WHAT YOU WILL DO: Will you give every entry again exactly as it stands?

DATA FOR THE TASK:
────────

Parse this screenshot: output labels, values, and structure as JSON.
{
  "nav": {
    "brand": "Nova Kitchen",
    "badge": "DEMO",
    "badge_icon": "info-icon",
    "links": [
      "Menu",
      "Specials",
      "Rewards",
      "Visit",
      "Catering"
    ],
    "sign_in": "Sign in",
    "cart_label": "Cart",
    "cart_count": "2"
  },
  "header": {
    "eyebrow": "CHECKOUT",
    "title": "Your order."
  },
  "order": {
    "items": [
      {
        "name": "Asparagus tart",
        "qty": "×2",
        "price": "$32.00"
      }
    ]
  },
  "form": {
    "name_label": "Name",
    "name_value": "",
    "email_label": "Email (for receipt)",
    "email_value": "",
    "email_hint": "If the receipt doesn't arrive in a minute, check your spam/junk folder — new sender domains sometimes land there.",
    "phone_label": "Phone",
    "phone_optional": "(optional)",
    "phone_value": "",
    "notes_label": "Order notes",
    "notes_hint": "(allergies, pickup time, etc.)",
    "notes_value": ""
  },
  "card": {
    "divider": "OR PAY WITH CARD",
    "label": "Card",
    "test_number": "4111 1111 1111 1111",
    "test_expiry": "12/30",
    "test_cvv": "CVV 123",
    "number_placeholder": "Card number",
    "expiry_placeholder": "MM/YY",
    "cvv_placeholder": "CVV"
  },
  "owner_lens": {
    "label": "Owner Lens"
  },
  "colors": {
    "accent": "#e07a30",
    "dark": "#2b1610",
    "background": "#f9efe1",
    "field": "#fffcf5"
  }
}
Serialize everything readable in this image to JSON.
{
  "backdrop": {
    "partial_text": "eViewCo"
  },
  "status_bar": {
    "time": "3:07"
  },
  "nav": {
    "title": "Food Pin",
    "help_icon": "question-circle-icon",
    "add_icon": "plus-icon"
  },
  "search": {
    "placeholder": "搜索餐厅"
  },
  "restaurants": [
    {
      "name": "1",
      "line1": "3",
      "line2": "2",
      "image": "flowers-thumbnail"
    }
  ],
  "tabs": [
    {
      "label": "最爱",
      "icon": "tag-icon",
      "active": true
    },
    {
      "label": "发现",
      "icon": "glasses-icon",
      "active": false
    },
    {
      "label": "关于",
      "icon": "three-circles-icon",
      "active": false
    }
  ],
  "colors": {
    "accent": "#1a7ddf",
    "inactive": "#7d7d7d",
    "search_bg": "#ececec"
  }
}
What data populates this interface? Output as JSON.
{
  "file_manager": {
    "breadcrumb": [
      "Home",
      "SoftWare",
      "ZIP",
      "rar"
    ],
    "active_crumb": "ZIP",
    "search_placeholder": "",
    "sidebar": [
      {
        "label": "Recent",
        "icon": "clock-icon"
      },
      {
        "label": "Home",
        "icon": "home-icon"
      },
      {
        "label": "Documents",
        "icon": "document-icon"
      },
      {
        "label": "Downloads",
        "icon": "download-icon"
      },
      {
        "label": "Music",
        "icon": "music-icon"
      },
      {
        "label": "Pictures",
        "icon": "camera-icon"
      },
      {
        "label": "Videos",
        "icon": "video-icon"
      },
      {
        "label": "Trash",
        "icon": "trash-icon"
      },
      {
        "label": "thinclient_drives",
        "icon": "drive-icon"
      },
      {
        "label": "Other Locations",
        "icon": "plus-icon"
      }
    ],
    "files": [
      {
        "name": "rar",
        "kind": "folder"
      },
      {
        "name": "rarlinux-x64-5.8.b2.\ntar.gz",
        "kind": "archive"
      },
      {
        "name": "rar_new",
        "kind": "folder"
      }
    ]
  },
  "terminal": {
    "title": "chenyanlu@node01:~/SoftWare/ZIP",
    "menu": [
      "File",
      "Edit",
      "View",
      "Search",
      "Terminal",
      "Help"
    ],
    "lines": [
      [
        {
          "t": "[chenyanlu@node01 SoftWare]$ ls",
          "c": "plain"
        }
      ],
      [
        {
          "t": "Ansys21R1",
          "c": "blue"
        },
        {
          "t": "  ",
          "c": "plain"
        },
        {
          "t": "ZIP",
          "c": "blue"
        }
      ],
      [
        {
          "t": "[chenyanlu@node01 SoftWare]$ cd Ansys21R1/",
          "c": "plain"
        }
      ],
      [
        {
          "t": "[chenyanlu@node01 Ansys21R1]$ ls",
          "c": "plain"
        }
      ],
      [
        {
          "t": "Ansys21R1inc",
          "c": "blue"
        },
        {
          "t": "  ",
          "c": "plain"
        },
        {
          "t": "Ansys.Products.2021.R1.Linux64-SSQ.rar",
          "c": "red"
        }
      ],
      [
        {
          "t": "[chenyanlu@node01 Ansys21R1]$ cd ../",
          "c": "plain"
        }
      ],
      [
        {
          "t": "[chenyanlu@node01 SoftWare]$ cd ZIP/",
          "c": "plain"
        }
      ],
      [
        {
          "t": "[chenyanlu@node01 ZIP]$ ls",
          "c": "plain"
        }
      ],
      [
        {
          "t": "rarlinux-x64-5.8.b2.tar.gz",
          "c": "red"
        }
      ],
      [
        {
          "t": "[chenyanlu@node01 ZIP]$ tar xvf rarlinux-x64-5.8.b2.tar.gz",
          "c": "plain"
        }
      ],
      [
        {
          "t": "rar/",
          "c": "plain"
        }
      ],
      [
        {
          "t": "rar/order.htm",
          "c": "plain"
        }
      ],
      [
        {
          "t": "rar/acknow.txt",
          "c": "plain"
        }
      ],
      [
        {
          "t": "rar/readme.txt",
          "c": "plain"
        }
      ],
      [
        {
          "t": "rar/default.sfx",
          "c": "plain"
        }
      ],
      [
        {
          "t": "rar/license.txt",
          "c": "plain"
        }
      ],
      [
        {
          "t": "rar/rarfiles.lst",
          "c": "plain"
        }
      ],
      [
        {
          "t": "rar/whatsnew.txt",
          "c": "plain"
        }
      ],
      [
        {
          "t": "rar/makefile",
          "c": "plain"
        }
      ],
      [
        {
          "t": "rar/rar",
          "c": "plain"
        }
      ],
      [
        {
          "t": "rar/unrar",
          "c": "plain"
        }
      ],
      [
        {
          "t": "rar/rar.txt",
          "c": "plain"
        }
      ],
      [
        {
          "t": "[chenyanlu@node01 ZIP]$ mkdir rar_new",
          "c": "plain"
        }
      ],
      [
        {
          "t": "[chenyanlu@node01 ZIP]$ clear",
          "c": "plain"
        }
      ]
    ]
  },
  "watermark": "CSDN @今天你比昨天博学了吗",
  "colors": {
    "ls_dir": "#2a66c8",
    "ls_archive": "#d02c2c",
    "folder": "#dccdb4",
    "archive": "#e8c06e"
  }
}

────────

SOLVED EXERCISE:
Parse this screenshot: output labels, values, and structure as JSON.
{
  "nav": {
    "brand": "Nova Kitchen",
    "badge": "DEMO",
    "badge_icon": "info-icon",
    "links": [
      "Menu",
      "Specials",
      "Rewards",
      "Visit",
      "Catering"
    ],
    "sign_in": "Sign in",
    "cart_label": "Cart",
    "cart_count": "2"
  },
  "header": {
    "eyebrow": "CHECKOUT",
    "title": "Your order."
  },
  "order": {
    "items": [
      {
        "name": "Asparagus tart",
        "qty": "×2",
        "price": "$32.00"
      }
    ]
  },
  "form": {
    "name_label": "Name",
    "name_value": "",
    "email_label": "Email (for receipt)",
    "email_value": "",
    "email_hint": "If the receipt doesn't arrive in a minute, check your spam/junk folder — new sender domains sometimes land there.",
    "phone_label": "Phone",
    "phone_optional": "(optional)",
    "phone_value": "",
    "notes_label": "Order notes",
    "notes_hint": "(allergies, pickup time, etc.)",
    "notes_value": ""
  },
  "card": {
    "divider": "OR PAY WITH CARD",
    "label": "Card",
    "test_number": "4111 1111 1111 1111",
    "test_expiry": "12/30",
    "test_cvv": "CVV 123",
    "number_placeholder": "Card number",
    "expiry_placeholder": "MM/YY",
    "cvv_placeholder": "CVV"
  },
  "owner_lens": {
    "label": "Owner Lens"
  },
  "colors": {
    "accent": "#e07a30",
    "dark": "#2b1610",
    "background": "#f9efe1",
    "field": "#fffcf5"
  }
}
Serialize everything readable in this image to JSON.
{
  "backdrop": {
    "partial_text": "eViewCo"
  },
  "status_bar": {
    "time": "3:07"
  },
  "nav": {
    "title": "Food Pin",
    "help_icon": "question-circle-icon",
    "add_icon": "plus-icon"
  },
  "search": {
    "placeholder": "搜索餐厅"
  },
  "restaurants": [
    {
      "name": "1",
      "line1": "3",
      "line2": "2",
      "image": "flowers-thumbnail"
    }
  ],
  "tabs": [
    {
      "label": "最爱",
      "icon": "tag-icon",
      "active": true
    },
    {
      "label": "发现",
      "icon": "glasses-icon",
      "active": false
    },
    {
      "label": "关于",
      "icon": "three-circles-icon",
      "active": false
    }
  ],
  "colors": {
    "accent": "#1a7ddf",
    "inactive": "#7d7d7d",
    "search_bg": "#ececec"
  }
}
What data populates this interface? Output as JSON.
{
  "file_manager": {
    "breadcrumb": [
      "Home",
      "SoftWare",
      "ZIP",
      "rar"
    ],
    "active_crumb": "ZIP",
    "search_placeholder": "",
    "sidebar": [
      {
        "label": "Recent",
        "icon": "clock-icon"
      },
      {
        "label": "Home",
        "icon": "home-icon"
      },
      {
        "label": "Documents",
        "icon": "document-icon"
      },
      {
        "label": "Downloads",
        "icon": "download-icon"
      },
      {
        "label": "Music",
        "icon": "music-icon"
      },
      {
        "label": "Pictures",
        "icon": "camera-icon"
      },
      {
        "label": "Videos",
        "icon": "video-icon"
      },
      {
        "label": "Trash",
        "icon": "trash-icon"
      },
      {
        "label": "thinclient_drives",
        "icon": "drive-icon"
      },
      {
        "label": "Other Locations",
        "icon": "plus-icon"
      }
    ],
    "files": [
      {
        "name": "rar",
        "kind": "folder"
      },
      {
        "name": "rarlinux-x64-5.8.b2.\ntar.gz",
        "kind": "archive"
      },
      {
        "name": "rar_new",
        "kind": "folder"
      }
    ]
  },
  "terminal": {
    "title": "chenyanlu@node01:~/SoftWare/ZIP",
    "menu": [
      "File",
      "Edit",
      "View",
      "Search",
      "Terminal",
      "Help"
    ],
    "lines": [
      [
        {
          "t": "[chenyanlu@node01 SoftWare]$ ls",
          "c": "plain"
        }
      ],
      [
        {
          "t": "Ansys21R1",
          "c": "blue"
        },
        {
          "t": "  ",
          "c": "plain"
        },
        {
          "t": "ZIP",
          "c": "blue"
        }
      ],
      [
        {
          "t": "[chenyanlu@node01 SoftWare]$ cd Ansys21R1/",
          "c": "plain"
        }
      ],
      [
        {
          "t": "[chenyanlu@node01 Ansys21R1]$ ls",
          "c": "plain"
        }
      ],
      [
        {
          "t": "Ansys21R1inc",
          "c": "blue"
        },
        {
          "t": "  ",
          "c": "plain"
        },
        {
          "t": "Ansys.Products.2021.R1.Linux64-SSQ.rar",
          "c": "red"
        }
      ],
      [
        {
          "t": "[chenyanlu@node01 Ansys21R1]$ cd ../",
          "c": "plain"
        }
      ],
      [
        {
          "t": "[chenyanlu@node01 SoftWare]$ cd ZIP/",
          "c": "plain"
        }
      ],
      [
        {
          "t": "[chenyanlu@node01 ZIP]$ ls",
          "c": "plain"
        }
      ],
      [
        {
          "t": "rarlinux-x64-5.8.b2.tar.gz",
          "c": "red"
        }
      ],
      [
        {
          "t": "[chenyanlu@node01 ZIP]$ tar xvf rarlinux-x64-5.8.b2.tar.gz",
          "c": "plain"
        }
      ],
      [
        {
          "t": "rar/",
          "c": "plain"
        }
      ],
      [
        {
          "t": "rar/order.htm",
          "c": "plain"
        }
      ],
      [
        {
          "t": "rar/acknow.txt",
          "c": "plain"
        }
      ],
      [
        {
          "t": "rar/readme.txt",
          "c": "plain"
        }
      ],
      [
        {
          "t": "rar/default.sfx",
          "c": "plain"
        }
      ],
      [
        {
          "t": "rar/license.txt",
          "c": "plain"
        }
      ],
      [
        {
          "t": "rar/rarfiles.lst",
          "c": "plain"
        }
      ],
      [
        {
          "t": "rar/whatsnew.txt",
          "c": "plain"
        }
      ],
      [
        {
          "t": "rar/makefile",
          "c": "plain"
        }
      ],
      [
        {
          "t": "rar/rar",
          "c": "plain"
        }
      ],
      [
        {
          "t": "rar/unrar",
          "c": "plain"
        }
      ],
      [
        {
          "t": "rar/rar.txt",
          "c": "plain"
        }
      ],
      [
        {
          "t": "[chenyanlu@node01 ZIP]$ mkdir rar_new",
          "c": "plain"
        }
      ],
      [
        {
          "t": "[chenyanlu@node01 ZIP]$ clear",
          "c": "plain"
        }
      ]
    ]
  },
  "watermark": "CSDN @今天你比昨天博学了吗",
  "colors": {
    "ls_dir": "#2a66c8",
    "ls_archive": "#d02c2c",
    "folder": "#dccdb4",
    "archive": "#e8c06e"
  }
}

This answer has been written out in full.